### Task details
Pick every line from the data that holds the word "bottom".

Records from a collection
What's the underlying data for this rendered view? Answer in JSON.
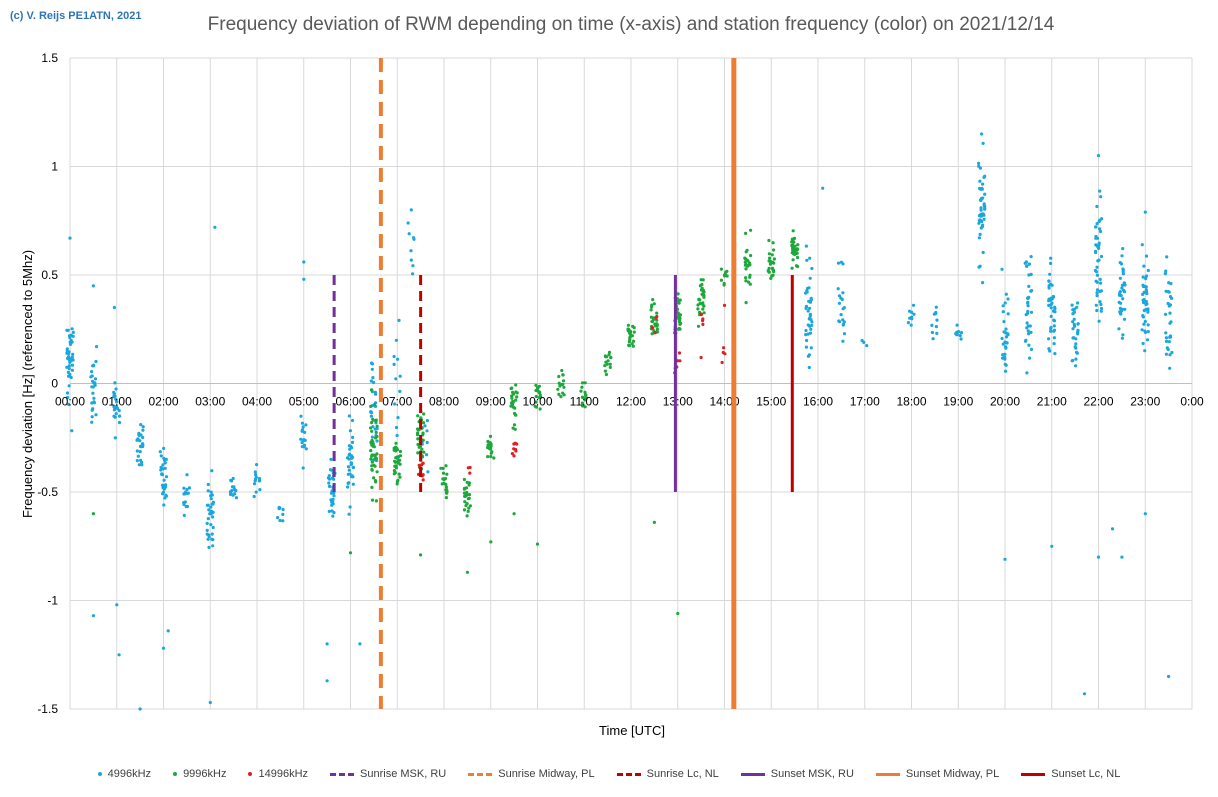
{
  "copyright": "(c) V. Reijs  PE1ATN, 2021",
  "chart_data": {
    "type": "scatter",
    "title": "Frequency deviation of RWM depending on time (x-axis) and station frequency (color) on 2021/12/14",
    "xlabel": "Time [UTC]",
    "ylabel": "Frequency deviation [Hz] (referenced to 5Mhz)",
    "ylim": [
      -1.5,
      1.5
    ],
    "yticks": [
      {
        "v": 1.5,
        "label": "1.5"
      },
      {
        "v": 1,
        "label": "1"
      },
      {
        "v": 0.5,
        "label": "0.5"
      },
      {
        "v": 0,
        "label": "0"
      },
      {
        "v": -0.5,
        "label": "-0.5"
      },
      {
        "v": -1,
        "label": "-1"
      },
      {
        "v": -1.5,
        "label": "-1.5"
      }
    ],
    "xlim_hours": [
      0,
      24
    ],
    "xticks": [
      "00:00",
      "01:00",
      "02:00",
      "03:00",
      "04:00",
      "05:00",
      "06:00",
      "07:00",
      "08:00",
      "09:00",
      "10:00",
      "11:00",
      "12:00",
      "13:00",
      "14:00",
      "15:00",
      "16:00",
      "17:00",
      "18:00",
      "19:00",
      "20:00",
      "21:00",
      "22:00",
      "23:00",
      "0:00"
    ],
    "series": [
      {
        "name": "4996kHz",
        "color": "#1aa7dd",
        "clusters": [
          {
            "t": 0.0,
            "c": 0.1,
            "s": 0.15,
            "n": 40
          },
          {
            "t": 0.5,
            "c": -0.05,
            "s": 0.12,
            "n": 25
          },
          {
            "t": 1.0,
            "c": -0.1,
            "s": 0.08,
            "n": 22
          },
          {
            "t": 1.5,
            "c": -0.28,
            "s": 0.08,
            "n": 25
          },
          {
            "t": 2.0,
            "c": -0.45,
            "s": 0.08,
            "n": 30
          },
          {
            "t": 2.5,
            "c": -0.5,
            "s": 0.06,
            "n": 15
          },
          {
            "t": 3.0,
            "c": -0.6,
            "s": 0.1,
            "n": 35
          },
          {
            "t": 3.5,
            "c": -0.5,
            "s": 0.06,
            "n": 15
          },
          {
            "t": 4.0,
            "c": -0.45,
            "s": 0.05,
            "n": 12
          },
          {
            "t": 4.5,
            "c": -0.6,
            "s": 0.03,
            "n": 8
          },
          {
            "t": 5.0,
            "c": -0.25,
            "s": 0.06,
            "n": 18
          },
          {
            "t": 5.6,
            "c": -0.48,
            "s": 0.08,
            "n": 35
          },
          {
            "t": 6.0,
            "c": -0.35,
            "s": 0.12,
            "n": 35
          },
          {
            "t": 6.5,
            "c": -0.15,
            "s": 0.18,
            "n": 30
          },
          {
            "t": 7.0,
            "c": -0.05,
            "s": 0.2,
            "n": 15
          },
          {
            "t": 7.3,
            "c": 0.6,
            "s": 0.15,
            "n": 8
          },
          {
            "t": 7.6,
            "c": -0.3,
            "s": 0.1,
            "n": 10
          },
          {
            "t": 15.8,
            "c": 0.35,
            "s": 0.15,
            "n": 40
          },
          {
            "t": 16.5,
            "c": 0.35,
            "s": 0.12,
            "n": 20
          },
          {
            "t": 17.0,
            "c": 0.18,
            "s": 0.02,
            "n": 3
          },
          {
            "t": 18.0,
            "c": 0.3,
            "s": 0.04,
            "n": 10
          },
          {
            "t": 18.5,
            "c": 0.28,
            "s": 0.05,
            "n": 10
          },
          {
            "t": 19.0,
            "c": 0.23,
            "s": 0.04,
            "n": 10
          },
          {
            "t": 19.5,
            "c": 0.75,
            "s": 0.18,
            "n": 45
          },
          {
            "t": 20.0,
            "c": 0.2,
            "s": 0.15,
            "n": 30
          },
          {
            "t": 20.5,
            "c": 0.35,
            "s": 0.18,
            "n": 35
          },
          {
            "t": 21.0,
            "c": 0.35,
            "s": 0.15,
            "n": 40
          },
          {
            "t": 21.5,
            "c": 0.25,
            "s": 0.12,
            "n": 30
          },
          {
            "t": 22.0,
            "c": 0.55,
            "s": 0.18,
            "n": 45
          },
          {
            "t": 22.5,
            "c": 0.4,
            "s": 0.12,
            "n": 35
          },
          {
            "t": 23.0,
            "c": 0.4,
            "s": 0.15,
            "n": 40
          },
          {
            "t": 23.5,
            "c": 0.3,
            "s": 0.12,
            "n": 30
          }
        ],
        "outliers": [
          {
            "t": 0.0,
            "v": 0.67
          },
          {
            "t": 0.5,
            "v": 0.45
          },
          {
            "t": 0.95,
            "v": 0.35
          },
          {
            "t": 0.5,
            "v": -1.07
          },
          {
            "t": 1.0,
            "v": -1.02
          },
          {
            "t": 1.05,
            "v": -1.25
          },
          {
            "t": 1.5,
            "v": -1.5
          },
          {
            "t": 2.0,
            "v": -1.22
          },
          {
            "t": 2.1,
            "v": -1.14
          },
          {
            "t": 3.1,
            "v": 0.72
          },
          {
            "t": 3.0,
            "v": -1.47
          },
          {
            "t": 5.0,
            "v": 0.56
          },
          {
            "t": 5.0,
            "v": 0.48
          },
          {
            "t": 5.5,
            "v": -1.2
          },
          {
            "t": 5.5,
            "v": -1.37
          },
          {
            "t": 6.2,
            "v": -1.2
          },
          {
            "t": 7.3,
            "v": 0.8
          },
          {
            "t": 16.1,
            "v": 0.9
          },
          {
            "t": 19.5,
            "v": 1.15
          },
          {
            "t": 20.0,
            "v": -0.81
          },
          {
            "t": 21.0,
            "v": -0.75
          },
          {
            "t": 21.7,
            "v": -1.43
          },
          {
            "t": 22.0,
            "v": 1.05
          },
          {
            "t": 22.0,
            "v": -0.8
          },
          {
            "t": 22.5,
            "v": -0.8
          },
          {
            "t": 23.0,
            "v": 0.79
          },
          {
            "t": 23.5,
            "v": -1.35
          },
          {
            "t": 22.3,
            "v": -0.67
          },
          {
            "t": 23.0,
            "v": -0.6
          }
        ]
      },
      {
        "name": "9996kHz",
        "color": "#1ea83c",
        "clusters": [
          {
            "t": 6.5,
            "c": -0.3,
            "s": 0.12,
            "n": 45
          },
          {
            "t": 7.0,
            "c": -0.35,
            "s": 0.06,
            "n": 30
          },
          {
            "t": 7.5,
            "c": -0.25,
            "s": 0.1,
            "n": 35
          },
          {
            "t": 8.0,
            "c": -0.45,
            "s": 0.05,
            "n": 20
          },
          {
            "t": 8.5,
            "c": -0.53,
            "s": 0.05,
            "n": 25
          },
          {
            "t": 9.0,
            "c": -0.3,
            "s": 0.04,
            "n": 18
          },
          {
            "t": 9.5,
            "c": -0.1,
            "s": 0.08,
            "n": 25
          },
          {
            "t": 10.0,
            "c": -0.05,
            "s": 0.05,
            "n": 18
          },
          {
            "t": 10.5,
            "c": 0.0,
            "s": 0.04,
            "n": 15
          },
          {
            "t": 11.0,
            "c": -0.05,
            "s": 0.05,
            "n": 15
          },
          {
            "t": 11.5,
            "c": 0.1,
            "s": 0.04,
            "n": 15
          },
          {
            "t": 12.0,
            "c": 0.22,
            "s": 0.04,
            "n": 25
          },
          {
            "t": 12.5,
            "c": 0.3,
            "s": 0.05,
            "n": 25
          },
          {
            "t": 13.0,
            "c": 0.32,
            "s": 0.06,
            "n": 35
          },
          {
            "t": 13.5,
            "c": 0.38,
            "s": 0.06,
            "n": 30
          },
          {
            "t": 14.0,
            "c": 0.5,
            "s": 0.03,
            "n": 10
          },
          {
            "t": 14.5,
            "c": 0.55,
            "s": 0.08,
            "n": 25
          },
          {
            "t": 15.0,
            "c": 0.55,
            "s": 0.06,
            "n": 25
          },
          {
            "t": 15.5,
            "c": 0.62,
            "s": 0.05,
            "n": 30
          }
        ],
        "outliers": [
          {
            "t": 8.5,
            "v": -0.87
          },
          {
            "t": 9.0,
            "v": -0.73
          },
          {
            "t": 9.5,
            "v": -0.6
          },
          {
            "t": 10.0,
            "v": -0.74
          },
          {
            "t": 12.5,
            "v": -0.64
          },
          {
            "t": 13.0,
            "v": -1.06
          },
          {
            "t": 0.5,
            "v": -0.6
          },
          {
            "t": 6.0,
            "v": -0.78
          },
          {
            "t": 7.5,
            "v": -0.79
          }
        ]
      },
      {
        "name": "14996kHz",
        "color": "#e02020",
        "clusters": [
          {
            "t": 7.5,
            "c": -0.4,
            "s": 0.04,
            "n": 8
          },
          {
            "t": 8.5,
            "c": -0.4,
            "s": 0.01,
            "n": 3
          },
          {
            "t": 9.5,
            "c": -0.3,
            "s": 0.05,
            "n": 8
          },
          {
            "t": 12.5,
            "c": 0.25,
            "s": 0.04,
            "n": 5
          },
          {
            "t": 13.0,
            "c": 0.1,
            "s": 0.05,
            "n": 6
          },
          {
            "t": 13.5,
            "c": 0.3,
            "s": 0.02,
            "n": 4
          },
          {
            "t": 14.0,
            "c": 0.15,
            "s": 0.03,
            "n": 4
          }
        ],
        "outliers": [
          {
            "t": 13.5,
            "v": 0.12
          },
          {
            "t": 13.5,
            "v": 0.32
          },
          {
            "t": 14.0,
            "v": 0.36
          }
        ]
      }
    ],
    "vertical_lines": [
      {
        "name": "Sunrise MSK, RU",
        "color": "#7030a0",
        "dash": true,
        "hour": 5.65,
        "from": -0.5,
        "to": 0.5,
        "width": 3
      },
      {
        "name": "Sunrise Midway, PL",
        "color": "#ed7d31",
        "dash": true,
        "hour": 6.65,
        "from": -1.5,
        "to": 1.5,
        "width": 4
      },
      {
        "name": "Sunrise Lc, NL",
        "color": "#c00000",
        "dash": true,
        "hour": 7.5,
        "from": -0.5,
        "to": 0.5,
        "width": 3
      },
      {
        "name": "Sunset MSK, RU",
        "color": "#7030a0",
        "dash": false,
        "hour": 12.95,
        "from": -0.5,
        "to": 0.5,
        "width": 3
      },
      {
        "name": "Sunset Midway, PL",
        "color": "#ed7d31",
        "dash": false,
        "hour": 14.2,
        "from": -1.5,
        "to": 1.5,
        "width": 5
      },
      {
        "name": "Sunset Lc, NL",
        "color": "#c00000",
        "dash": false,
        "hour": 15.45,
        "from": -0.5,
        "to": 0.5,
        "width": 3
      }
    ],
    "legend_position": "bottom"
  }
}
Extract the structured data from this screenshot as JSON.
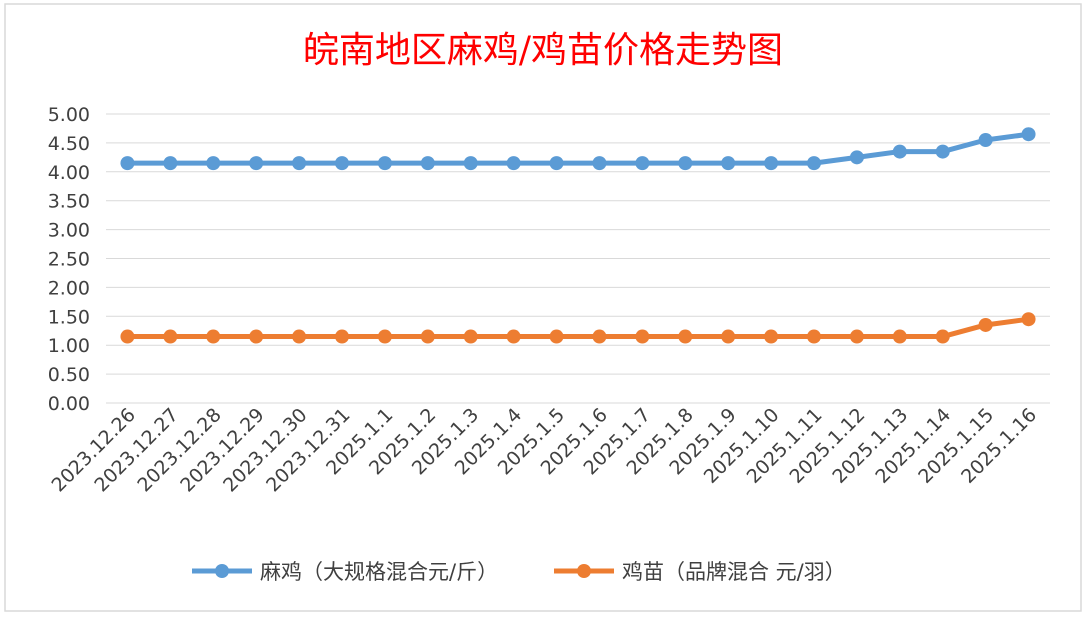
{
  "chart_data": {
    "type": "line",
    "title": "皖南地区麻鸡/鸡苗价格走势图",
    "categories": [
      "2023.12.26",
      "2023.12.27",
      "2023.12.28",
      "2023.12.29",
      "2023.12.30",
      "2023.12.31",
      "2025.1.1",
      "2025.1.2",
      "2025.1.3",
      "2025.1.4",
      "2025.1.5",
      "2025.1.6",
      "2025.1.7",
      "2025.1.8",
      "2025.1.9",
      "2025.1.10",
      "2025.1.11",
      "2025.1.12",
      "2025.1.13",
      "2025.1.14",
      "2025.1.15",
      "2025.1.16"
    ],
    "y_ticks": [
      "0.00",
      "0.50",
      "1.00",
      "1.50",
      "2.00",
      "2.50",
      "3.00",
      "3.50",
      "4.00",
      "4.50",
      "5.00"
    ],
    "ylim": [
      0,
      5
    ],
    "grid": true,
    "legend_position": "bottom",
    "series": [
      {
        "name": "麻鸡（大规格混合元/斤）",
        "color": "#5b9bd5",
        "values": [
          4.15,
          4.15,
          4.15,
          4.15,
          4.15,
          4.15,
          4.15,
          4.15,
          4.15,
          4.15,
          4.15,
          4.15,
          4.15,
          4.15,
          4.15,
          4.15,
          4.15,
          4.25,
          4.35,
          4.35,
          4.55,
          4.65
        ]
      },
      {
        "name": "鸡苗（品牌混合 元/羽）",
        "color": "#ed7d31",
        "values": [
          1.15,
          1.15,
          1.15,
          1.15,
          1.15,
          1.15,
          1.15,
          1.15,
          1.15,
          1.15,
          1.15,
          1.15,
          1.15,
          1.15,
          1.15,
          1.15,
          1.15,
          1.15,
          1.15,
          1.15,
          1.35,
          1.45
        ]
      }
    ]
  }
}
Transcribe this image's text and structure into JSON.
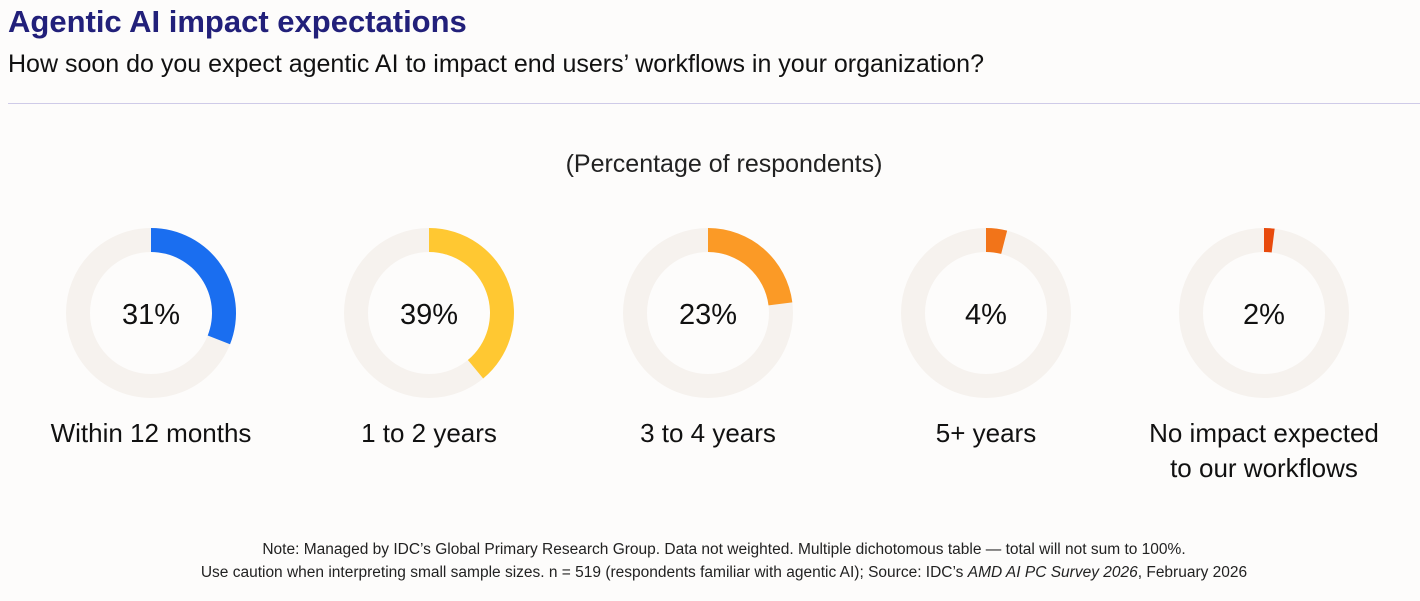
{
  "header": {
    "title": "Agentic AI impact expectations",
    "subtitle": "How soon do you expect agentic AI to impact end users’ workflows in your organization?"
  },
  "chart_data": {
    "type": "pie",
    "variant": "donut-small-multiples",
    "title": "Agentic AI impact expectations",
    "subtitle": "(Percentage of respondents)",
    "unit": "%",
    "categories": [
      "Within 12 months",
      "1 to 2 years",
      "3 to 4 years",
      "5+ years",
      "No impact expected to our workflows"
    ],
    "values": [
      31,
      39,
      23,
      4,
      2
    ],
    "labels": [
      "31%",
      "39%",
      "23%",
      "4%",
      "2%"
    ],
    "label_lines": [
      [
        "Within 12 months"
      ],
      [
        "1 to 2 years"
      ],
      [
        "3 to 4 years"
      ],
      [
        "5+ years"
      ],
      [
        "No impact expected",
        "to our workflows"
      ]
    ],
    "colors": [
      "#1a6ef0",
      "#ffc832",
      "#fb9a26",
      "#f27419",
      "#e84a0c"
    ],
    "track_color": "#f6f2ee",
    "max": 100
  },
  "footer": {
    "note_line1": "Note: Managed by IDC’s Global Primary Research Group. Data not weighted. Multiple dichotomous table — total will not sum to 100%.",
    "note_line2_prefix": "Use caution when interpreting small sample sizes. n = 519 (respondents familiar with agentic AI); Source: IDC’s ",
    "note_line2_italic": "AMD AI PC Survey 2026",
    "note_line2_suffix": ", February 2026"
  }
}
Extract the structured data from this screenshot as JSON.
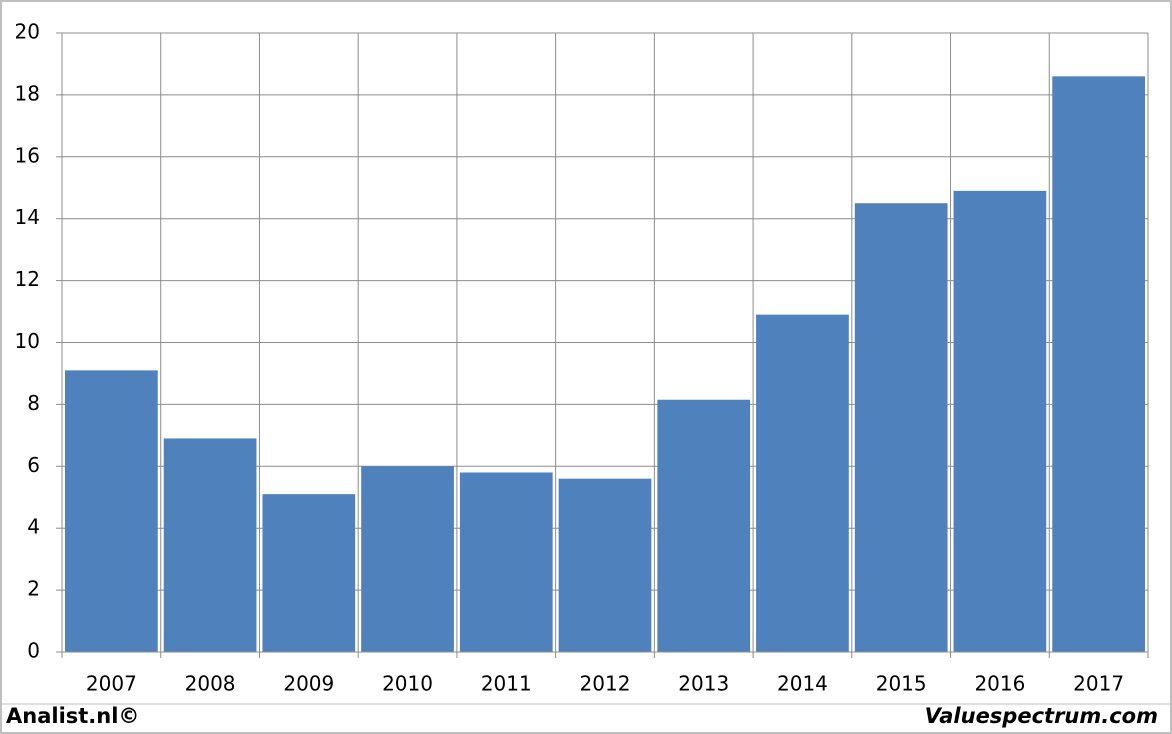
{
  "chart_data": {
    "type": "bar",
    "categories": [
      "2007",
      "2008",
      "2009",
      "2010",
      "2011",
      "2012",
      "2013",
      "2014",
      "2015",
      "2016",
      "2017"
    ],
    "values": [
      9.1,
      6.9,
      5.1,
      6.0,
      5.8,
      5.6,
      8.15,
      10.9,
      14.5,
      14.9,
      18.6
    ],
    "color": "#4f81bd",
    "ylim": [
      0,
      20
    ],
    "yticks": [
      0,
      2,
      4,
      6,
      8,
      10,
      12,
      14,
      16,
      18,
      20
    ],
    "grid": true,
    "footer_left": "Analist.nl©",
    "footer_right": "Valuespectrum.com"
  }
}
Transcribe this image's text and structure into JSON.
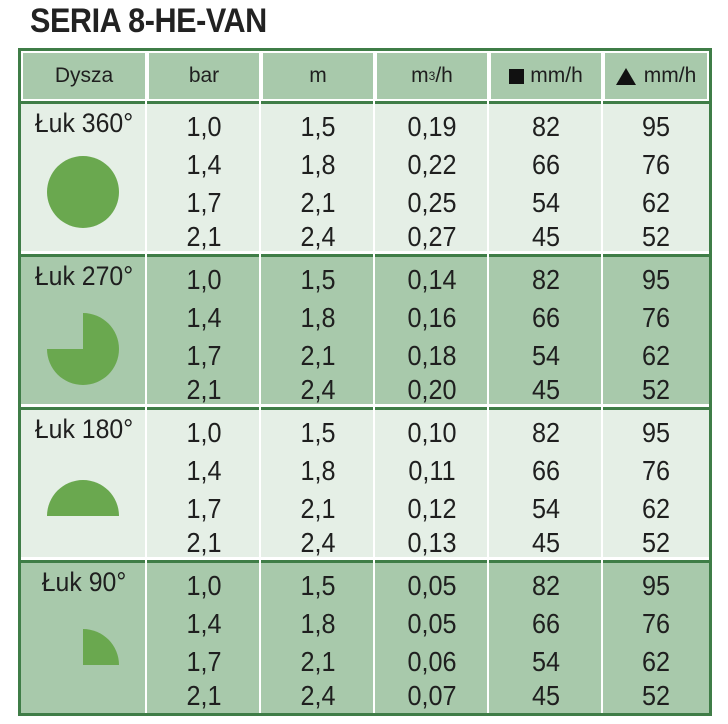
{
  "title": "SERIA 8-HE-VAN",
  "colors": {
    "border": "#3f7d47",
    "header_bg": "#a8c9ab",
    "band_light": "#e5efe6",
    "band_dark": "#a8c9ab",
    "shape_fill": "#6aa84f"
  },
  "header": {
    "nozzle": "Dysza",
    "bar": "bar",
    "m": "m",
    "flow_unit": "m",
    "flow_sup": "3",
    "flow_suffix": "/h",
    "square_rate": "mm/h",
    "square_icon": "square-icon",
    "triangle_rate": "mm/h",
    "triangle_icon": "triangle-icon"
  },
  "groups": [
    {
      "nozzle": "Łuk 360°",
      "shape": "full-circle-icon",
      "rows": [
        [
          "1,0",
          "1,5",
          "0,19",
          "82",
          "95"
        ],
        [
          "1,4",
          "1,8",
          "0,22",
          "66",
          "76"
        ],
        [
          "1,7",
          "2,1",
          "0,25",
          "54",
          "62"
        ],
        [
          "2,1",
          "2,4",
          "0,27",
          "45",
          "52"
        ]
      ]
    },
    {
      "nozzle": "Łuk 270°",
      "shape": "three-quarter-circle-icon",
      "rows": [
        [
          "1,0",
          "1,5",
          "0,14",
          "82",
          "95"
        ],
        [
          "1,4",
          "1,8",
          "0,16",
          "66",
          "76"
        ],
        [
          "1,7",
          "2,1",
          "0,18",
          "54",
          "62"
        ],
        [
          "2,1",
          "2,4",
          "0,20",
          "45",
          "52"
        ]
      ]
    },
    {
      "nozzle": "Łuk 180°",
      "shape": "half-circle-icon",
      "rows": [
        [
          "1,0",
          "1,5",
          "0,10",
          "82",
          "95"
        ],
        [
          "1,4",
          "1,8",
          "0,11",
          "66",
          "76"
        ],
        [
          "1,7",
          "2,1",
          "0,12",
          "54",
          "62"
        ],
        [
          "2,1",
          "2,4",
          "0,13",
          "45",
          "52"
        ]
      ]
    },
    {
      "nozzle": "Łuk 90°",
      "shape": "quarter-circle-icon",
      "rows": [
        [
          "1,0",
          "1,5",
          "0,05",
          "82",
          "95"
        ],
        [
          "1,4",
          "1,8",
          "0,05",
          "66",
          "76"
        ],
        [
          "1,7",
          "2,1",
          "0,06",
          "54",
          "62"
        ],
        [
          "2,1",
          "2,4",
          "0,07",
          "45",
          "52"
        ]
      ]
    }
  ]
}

### Written response
    "legend_position": "bottom"
    "legend_position": "bottom",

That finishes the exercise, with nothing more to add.